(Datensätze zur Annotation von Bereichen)
======
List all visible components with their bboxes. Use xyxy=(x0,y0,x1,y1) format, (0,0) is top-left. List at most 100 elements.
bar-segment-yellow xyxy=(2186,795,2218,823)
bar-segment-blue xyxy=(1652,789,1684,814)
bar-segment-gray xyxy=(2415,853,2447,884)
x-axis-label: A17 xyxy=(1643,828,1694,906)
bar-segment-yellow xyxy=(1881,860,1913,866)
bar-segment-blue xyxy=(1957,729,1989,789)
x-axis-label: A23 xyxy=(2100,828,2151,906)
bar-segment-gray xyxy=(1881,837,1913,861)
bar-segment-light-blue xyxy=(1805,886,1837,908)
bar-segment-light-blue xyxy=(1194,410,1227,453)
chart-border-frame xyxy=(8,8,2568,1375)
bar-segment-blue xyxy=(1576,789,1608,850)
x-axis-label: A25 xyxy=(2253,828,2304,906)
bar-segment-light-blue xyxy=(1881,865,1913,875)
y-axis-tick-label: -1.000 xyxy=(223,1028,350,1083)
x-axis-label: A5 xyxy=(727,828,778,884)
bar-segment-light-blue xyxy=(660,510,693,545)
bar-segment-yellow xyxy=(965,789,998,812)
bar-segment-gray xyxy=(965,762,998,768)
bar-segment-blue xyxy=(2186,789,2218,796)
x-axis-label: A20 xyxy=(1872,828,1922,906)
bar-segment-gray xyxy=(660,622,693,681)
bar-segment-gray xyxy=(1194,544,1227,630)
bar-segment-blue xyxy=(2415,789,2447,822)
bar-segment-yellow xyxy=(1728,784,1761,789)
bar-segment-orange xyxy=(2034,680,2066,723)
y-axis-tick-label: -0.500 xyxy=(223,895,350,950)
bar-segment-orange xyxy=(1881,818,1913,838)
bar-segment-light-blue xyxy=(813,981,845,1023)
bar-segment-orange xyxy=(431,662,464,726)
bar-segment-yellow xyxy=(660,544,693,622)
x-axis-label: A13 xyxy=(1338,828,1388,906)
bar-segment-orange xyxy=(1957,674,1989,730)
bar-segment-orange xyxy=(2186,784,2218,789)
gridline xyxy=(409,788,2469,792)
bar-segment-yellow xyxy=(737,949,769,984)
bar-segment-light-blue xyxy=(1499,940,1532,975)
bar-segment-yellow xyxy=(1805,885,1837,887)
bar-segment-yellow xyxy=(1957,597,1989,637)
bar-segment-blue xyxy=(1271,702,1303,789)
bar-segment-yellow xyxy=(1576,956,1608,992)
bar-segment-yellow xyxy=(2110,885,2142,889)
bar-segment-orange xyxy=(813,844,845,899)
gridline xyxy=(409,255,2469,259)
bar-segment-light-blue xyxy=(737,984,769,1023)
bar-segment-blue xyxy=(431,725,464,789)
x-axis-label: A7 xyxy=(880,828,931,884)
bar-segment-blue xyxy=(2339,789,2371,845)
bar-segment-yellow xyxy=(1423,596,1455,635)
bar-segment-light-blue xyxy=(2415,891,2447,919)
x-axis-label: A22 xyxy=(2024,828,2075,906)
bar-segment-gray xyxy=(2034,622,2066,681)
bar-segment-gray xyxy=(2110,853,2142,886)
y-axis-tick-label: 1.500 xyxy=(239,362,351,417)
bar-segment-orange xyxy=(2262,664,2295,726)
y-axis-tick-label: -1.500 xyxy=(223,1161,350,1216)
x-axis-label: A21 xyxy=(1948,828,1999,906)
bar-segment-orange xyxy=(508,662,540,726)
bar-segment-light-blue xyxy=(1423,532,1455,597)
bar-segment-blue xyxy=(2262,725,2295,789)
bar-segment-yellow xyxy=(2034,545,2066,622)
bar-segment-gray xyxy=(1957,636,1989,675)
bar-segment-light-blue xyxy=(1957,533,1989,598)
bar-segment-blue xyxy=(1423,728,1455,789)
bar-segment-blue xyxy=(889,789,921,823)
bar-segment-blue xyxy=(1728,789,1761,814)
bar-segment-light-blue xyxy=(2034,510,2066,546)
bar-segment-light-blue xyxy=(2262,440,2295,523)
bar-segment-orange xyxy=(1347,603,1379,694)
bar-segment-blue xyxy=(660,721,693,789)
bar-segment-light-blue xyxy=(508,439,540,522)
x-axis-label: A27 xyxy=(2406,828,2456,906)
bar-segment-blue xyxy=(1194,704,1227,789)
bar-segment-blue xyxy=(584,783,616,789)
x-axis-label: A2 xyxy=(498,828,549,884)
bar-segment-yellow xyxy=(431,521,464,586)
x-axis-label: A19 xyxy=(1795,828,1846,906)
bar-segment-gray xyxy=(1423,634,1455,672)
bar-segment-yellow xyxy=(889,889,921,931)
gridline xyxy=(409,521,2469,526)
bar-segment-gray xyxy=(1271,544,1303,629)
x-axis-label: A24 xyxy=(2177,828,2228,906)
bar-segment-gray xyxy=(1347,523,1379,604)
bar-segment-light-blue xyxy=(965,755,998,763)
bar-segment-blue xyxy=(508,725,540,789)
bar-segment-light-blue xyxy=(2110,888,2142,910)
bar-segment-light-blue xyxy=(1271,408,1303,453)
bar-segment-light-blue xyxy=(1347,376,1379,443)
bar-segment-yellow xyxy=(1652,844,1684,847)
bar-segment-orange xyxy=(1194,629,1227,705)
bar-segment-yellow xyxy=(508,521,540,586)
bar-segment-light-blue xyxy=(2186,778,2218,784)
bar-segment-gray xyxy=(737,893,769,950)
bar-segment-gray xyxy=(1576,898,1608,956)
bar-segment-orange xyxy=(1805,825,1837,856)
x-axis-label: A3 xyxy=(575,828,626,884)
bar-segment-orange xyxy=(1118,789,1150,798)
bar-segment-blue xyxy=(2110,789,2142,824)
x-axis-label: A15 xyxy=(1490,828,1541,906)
======
SCHRIFTLICHE ANWEISUNG: Bitte finde alle Zeilen oben, in denen das Wort „gridline“ vorkommt, und schreib jede davon vollständig ab. Groß- und Kleinschreibung ist dabei zu beachten.

LÖSUNG DER AUFGABE:
gridline xyxy=(409,788,2469,792)
gridline xyxy=(409,255,2469,259)
gridline xyxy=(409,521,2469,526)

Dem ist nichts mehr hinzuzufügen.